▸ Extrait à lire:
.....
Mais selon les éléments communiqués par le club, cette situation est logique. Le Racing est actuellement dans une phase d’investissement, avec l’objectif clair de basculer ensuite vers une phase de croissance.
L’ambition est assumée : passer d’un club jouant le maintien à une équipe capable de viser régulièrement les compétitions européennes.
Un club aujourd’hui beaucoup plus solide
Ce changement de dimension se traduit déjà dans les chiffres. Le Racing dispose d’environ 160 millions d’euros de fonds propres, ce qui en fait le deuxième club de Ligue 1 dans ce domaine, derrière le PSG.
Dans le même temps, la valorisation de l’effectif a explosé : estimée à environ 80 millions d’euros il y a quelques saisons, elle dépasse désormais les 350 millions d’euros.
Autrement dit, le club a considérablement renforcé ses actifs.
Autre élément clé : la trésorerie. Le Racing dispose d’environ 78 millions d’euros de liquidités, ce qui lui permet de faire face à ses engagements et d’absorber ses pertes à court terme.
Le passage devant la DNCG ne pose d’ailleurs aucune difficulté particulière. Selon le club, ces auditions sont rapides et validées sans problème.
Un actionnaire extrêmement puissant
Au cœur de ce projet, il y a la solidité de BlueCo. Le groupe, qui pèse plusieurs milliards d’euros, dispose de moyens considérables et soutient activement le développement du club. Lors du rachat de Chelsea, BlueCo s’était notamment engagé à investir près de 1,7 milliard d’euros dans le projet.
Il s’agit donc d’une logique d’investissement, et non de pertes au sens strict, contrairement à certaines interprétations.
.....
▸ Jeu de données:

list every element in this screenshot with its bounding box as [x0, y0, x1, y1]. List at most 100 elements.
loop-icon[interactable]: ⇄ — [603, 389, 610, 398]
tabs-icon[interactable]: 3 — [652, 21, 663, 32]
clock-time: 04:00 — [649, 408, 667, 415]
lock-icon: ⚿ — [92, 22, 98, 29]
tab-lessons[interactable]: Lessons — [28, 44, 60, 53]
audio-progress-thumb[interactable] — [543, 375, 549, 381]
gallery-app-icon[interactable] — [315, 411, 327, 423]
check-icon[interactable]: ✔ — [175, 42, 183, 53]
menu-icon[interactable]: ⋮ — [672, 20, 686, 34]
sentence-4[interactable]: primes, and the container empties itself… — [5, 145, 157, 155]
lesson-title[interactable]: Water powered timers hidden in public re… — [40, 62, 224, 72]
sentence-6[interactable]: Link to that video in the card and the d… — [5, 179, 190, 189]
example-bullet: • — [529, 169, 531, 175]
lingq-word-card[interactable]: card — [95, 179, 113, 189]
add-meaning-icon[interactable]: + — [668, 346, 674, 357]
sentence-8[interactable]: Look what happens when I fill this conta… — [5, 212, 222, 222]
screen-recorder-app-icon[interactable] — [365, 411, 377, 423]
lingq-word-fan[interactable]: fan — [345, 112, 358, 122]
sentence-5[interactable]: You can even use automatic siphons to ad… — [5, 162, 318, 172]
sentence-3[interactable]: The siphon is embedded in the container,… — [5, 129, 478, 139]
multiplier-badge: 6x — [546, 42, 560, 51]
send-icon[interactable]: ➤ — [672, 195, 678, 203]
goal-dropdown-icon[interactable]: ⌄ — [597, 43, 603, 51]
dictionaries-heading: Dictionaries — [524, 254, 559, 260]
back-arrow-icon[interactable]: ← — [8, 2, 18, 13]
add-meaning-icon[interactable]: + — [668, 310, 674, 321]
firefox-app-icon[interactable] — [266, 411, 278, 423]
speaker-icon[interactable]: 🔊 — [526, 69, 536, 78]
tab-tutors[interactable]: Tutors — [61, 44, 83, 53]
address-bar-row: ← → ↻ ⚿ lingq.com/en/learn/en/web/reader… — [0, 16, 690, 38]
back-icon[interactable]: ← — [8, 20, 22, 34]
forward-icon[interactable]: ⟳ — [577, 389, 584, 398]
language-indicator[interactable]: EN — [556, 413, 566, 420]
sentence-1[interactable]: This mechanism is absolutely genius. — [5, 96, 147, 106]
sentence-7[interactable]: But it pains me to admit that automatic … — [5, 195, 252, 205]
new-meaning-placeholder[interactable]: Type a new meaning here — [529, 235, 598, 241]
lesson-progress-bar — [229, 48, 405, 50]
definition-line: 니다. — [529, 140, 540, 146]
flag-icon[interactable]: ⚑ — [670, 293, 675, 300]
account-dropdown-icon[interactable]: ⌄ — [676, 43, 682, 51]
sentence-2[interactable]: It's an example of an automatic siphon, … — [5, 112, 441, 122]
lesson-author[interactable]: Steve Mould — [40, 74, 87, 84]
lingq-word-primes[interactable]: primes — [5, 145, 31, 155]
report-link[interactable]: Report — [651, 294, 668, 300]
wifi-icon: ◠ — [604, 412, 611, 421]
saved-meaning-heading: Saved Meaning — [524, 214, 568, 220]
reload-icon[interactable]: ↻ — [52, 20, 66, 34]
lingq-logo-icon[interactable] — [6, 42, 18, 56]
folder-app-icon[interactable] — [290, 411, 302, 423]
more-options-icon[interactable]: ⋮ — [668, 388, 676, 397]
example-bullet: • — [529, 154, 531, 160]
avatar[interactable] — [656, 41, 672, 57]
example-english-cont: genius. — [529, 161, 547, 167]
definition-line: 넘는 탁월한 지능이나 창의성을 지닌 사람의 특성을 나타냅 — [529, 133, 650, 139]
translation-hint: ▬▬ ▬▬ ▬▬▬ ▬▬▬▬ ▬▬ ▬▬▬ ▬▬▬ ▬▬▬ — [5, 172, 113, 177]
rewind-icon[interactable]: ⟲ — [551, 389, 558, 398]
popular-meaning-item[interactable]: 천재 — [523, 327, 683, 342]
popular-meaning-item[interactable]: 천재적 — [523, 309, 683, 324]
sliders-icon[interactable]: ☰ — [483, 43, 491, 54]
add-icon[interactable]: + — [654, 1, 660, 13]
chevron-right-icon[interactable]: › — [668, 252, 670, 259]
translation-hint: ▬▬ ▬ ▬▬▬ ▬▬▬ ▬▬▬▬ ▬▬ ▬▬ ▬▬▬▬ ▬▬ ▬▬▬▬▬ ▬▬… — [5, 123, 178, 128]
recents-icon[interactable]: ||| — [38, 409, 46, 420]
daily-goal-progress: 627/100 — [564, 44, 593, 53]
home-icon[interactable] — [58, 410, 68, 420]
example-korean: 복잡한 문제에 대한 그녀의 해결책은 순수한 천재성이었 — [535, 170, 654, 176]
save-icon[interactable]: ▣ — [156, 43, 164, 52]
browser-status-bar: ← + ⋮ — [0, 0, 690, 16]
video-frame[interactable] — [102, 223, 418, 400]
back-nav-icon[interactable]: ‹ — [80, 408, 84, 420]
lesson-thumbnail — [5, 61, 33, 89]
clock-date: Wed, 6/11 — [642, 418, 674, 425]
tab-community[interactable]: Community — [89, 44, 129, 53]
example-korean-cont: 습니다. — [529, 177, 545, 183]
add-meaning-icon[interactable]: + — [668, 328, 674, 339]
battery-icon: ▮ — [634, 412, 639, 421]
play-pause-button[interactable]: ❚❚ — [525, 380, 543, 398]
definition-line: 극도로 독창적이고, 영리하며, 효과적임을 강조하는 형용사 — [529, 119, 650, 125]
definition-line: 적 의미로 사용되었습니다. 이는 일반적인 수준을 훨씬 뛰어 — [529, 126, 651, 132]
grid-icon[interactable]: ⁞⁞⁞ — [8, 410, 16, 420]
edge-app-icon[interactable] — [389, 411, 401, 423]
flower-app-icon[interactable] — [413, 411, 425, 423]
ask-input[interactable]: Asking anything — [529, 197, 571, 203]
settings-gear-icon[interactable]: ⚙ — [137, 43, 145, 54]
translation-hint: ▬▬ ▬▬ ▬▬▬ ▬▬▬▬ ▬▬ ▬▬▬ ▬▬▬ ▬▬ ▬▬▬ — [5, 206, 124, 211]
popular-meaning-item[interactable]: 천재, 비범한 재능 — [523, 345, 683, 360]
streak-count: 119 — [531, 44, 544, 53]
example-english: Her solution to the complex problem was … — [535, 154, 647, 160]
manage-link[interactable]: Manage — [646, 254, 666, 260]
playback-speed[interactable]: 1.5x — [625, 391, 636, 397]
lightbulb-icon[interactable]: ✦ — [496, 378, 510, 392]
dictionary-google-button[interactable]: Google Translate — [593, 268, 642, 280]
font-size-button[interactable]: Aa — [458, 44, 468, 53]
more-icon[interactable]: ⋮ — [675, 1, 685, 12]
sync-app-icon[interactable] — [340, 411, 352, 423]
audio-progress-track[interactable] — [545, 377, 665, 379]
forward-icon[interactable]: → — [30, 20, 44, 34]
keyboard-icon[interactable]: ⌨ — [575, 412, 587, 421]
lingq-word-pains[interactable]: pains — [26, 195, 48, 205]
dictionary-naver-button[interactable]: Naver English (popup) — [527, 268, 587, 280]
.....
▸ Travail demandé: Reprenez le passage de l'extrait sur les finances du Racing, en commençant à « Mais selon les » et en terminant à « derrière le PSG. ». Renommez-y chaque occurrence de « Racing » en « Racing Club ».

▸ Réponse rédigée:
Mais selon les éléments communiqués par le club, cette situation est logique. Le Racing Club est actuellement dans une phase d’investissement, avec l’objectif clair de basculer ensuite vers une phase de croissance.
L’ambition est assumée : passer d’un club jouant le maintien à une équipe capable de viser régulièrement les compétitions européennes.
Un club aujourd’hui beaucoup plus solide
Ce changement de dimension se traduit déjà dans les chiffres. Le Racing Club dispose d’environ 160 millions d’euros de fonds propres, ce qui en fait le deuxième club de Ligue 1 dans ce domaine, derrière le PSG.